*Polecenie A*.
Wypisz dokładnie wiersze wykazu, zaczynając od jego pierwszego wiersza i kończąc na wierszu zawierającym „Bar (570, 136, 603, 191)”, oba włącznie.

Nie sposób oddać na papierze przeżycia, którewywołuje ten przedziwnie zmontowany spektakl, zbyt wiele elementów się na nie składa. Nieustannie towarzyszący mu prosty, transowy rytm, czy to na bębnach, czy na gitarze basowej, swoją wibrację przenosi na widzów, fizycznie łączy ich z przebiegiem widowiska (tu głęboki ukłon należy się akustykom Jackowi Gałkiewiczowi i Tomaszowi Wyzińskiemu). Ciągłe napięcie między wysokim a niskim, archaicznym a współczesnym buduje siatkę znaczeń, która okazuje się zaskakująco komunikatywna, gdy z jednej strony pojawia się natarczywa, wielokrotna repetycja, sugerująca tragizm historii: „kolejny obrót koła – kolejna rewolucja”, z drugiej – wyliczenie, w ramach którego równie święty jest świat i „otwór w dupie, św. Piotr i św. Cohen, i święte chuje przodków”. Ta Jacewiczowa dialektyka przerysowanych postaw, rozpięta od patosu po rechot, kiedy tylko zda się rozpoznaną już formułą prowadzenia opowieści, natychmiast jest wywracana i staje się własnym zaprzeczeniem: nagle pieśń o konieczności społecznego zaangażowania z refrenicznym zwrotem „we give a fuck” okazuje się pustym gestem rodem z social media, a dziewczęcy duet o udawaniu dla korzyści i obojętności na cudzą krzywdę odczytuje się jako gorzką spowiedź z metod radzenia sobie z wrogą rzeczywistością. A przecież to „11. przykazanie, żeby kochać siebie nawzajem – to jest nasz sztandar”. Sztandar, idea, jednostkowość – a nie zawłaszczany symbol organizujących masy państwowych flag. Dlatego pozytywnymi bohaterami spektaklu są Indianie, tańczący swój rytualny taniec ducha przeciw agresji białych, jurodiwi, odkrywający, że Bóg nie ma pojęcia, o co chodziło autorom Biblii, bitnicy, na poezji których opiera się znaczna część scenariusza przedstawienia. To oni sprzeciwiali się „okradaniu kolebki cywilizacji” przez władzę, która zawsze jest uzurpacją, władzę wykorzystywaną dla partykularnych interesów. To z nimi w jednej linii stawia się zespół Bramy – i zważywszy na jego pozateatralną działalność, nie nadużywa tego porównania. A że współuczestnictwo widowni jest w tym spektaklu szalenie mocne – aż chce się być częścią tego wielojęzycznego chóru – poniekąd i widzowie postawieni są w tym samym szeregu i zmuszeni do rachunku sumienia.

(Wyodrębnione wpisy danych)
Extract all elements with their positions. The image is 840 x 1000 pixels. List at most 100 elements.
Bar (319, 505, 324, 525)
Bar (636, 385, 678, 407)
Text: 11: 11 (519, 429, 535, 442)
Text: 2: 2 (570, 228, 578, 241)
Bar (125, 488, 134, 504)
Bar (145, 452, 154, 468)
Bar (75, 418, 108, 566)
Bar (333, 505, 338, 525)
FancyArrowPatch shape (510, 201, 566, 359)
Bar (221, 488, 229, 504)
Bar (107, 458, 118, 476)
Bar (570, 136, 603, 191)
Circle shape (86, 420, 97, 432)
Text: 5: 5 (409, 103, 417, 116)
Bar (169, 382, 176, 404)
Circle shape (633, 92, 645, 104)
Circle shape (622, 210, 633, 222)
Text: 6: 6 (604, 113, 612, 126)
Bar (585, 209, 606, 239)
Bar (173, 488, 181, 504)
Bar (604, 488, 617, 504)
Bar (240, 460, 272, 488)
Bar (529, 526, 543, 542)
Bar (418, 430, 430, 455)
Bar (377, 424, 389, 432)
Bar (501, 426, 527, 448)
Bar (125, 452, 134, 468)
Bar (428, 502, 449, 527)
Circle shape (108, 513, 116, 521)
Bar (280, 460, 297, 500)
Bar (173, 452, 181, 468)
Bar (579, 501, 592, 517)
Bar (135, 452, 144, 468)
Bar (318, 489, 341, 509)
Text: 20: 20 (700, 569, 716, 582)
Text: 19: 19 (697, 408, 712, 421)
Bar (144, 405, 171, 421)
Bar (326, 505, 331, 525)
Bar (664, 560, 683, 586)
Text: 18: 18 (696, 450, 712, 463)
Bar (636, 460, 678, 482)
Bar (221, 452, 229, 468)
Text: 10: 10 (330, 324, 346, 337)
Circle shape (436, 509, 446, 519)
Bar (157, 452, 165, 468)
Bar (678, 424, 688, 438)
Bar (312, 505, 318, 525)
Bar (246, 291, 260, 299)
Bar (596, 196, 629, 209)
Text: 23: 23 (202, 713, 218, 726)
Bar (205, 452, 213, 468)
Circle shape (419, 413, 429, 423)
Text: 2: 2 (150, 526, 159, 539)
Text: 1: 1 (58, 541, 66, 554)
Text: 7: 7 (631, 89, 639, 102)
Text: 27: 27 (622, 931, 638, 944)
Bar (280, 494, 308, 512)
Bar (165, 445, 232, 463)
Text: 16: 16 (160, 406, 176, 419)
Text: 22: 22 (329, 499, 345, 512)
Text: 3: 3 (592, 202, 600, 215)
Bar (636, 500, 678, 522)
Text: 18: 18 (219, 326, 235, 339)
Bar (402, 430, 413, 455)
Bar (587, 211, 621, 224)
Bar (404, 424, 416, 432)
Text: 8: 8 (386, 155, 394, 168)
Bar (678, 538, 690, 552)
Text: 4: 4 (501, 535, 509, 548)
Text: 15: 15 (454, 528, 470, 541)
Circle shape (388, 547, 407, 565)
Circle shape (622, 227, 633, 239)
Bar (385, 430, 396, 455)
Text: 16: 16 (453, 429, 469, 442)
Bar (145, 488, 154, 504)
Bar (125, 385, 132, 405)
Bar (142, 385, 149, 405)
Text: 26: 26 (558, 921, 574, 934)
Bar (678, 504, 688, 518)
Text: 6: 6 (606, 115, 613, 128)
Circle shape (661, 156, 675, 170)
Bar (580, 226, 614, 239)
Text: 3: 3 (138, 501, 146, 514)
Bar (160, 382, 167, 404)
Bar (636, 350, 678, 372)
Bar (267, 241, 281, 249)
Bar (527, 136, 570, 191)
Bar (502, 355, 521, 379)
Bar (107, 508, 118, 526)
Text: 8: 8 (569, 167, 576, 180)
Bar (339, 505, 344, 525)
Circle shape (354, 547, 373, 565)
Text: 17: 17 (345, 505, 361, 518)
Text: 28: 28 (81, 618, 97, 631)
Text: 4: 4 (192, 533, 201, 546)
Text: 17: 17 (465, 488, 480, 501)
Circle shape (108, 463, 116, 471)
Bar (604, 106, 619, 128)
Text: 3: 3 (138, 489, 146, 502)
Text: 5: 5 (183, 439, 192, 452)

*Polecenie B*.
Przedstaw w formie zwięzłej listy akapit tekstu do czytania zaczynający się od słów „Nie sposób oddać na papierze”, zachowując jego najważniejsze informacje.

*Oczekiwana odpowiedź A*.
Extract all elements with their positions. The image is 840 x 1000 pixels. List at most 100 elements.
Bar (319, 505, 324, 525)
Bar (636, 385, 678, 407)
Text: 11: 11 (519, 429, 535, 442)
Text: 2: 2 (570, 228, 578, 241)
Bar (125, 488, 134, 504)
Bar (145, 452, 154, 468)
Bar (75, 418, 108, 566)
Bar (333, 505, 338, 525)
FancyArrowPatch shape (510, 201, 566, 359)
Bar (221, 488, 229, 504)
Bar (107, 458, 118, 476)
Bar (570, 136, 603, 191)

*Oczekiwana odpowiedź B*.
- Przeżycia, które wywołuje spektakl, nie da się oddać na papierze, bo składa się na nie zbyt wiele elementów.
- Prosty, transowy rytm grany na bębnach lub gitarze basowej fizycznie łączy widzów z widowiskiem. Uznanie należy się akustykom Jackowi Gałkiewiczowi i Tomaszowi Wyzińskiemu.
- Napięcie między wysokim a niskim oraz archaicznym a współczesnym tworzy zaskakująco komunikatywną siatkę znaczeń. Z jednej strony pojawia się repetycja „kolejny obrót koła – kolejna rewolucja”, z drugiej wyliczenie tego, co święte.
- Jacewiczowa dialektyka postaw, od patosu po rechot, stale obraca się we własne zaprzeczenie. Pieśń z refrenem „we give a fuck” okazuje się pustym gestem rodem z social media. Dziewczęcy duet o udawaniu i obojętności brzmi jak gorzka spowiedź.
- Sztandarem spektaklu jest „11. przykazanie, żeby kochać siebie nawzajem”, czyli idea i jednostkowość, a nie państwowe flagi.
- Pozytywnymi bohaterami są Indianie z tańcem ducha przeciw agresji białych, jurodiwi oraz bitnicy, na których poezji opiera się znaczna część scenariusza. Sprzeciwiali się oni władzy, która zawsze jest uzurpacją.
- Zespół Bramy staje z nimi w jednej linii i, zważywszy na jego pozateatralną działalność, nie nadużywa tego porównania.
- Silne współuczestnictwo widowni stawia widzów w tym samym szeregu i zmusza ich do rachunku sumienia.